■ **STATED EXERCISE**: Below are records to be output exactly, every one of them.

## START SOURCE RECORDS

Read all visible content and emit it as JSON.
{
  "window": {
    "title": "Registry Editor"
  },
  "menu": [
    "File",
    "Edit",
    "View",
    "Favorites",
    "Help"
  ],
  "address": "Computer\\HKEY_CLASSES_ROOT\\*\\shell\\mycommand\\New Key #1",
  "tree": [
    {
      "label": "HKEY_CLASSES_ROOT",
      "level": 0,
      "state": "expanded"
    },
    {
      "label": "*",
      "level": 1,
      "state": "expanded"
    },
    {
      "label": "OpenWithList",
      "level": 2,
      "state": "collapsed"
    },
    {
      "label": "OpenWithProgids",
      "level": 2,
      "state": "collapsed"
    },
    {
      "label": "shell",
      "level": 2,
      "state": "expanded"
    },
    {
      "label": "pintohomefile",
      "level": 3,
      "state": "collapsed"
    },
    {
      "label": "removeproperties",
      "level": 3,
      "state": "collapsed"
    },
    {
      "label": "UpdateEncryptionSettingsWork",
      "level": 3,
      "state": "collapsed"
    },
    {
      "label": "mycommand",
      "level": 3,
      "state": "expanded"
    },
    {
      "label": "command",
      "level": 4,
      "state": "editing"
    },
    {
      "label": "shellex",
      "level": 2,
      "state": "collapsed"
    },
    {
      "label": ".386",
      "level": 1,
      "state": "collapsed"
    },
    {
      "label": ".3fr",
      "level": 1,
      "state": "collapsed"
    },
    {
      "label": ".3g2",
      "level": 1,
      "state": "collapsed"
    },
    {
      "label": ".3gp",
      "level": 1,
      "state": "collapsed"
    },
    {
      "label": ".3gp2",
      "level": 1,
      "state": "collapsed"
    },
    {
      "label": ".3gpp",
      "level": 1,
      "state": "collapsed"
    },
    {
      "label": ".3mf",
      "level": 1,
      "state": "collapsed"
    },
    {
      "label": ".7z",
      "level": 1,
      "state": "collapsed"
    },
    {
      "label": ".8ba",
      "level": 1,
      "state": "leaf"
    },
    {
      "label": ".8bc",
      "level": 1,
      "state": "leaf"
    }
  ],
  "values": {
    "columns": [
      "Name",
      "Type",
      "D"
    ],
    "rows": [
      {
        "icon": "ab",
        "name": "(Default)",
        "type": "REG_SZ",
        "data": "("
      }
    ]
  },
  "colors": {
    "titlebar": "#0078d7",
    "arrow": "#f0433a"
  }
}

## END SOURCE RECORDS

■ **SOLUTION TO THE PROBLEM**:
Read all visible content and emit it as JSON.
{
  "window": {
    "title": "Registry Editor"
  },
  "menu": [
    "File",
    "Edit",
    "View",
    "Favorites",
    "Help"
  ],
  "address": "Computer\\HKEY_CLASSES_ROOT\\*\\shell\\mycommand\\New Key #1",
  "tree": [
    {
      "label": "HKEY_CLASSES_ROOT",
      "level": 0,
      "state": "expanded"
    },
    {
      "label": "*",
      "level": 1,
      "state": "expanded"
    },
    {
      "label": "OpenWithList",
      "level": 2,
      "state": "collapsed"
    },
    {
      "label": "OpenWithProgids",
      "level": 2,
      "state": "collapsed"
    },
    {
      "label": "shell",
      "level": 2,
      "state": "expanded"
    },
    {
      "label": "pintohomefile",
      "level": 3,
      "state": "collapsed"
    },
    {
      "label": "removeproperties",
      "level": 3,
      "state": "collapsed"
    },
    {
      "label": "UpdateEncryptionSettingsWork",
      "level": 3,
      "state": "collapsed"
    },
    {
      "label": "mycommand",
      "level": 3,
      "state": "expanded"
    },
    {
      "label": "command",
      "level": 4,
      "state": "editing"
    },
    {
      "label": "shellex",
      "level": 2,
      "state": "collapsed"
    },
    {
      "label": ".386",
      "level": 1,
      "state": "collapsed"
    },
    {
      "label": ".3fr",
      "level": 1,
      "state": "collapsed"
    },
    {
      "label": ".3g2",
      "level": 1,
      "state": "collapsed"
    },
    {
      "label": ".3gp",
      "level": 1,
      "state": "collapsed"
    },
    {
      "label": ".3gp2",
      "level": 1,
      "state": "collapsed"
    },
    {
      "label": ".3gpp",
      "level": 1,
      "state": "collapsed"
    },
    {
      "label": ".3mf",
      "level": 1,
      "state": "collapsed"
    },
    {
      "label": ".7z",
      "level": 1,
      "state": "collapsed"
    },
    {
      "label": ".8ba",
      "level": 1,
      "state": "leaf"
    },
    {
      "label": ".8bc",
      "level": 1,
      "state": "leaf"
    }
  ],
  "values": {
    "columns": [
      "Name",
      "Type",
      "D"
    ],
    "rows": [
      {
        "icon": "ab",
        "name": "(Default)",
        "type": "REG_SZ",
        "data": "("
      }
    ]
  },
  "colors": {
    "titlebar": "#0078d7",
    "arrow": "#f0433a"
  }
}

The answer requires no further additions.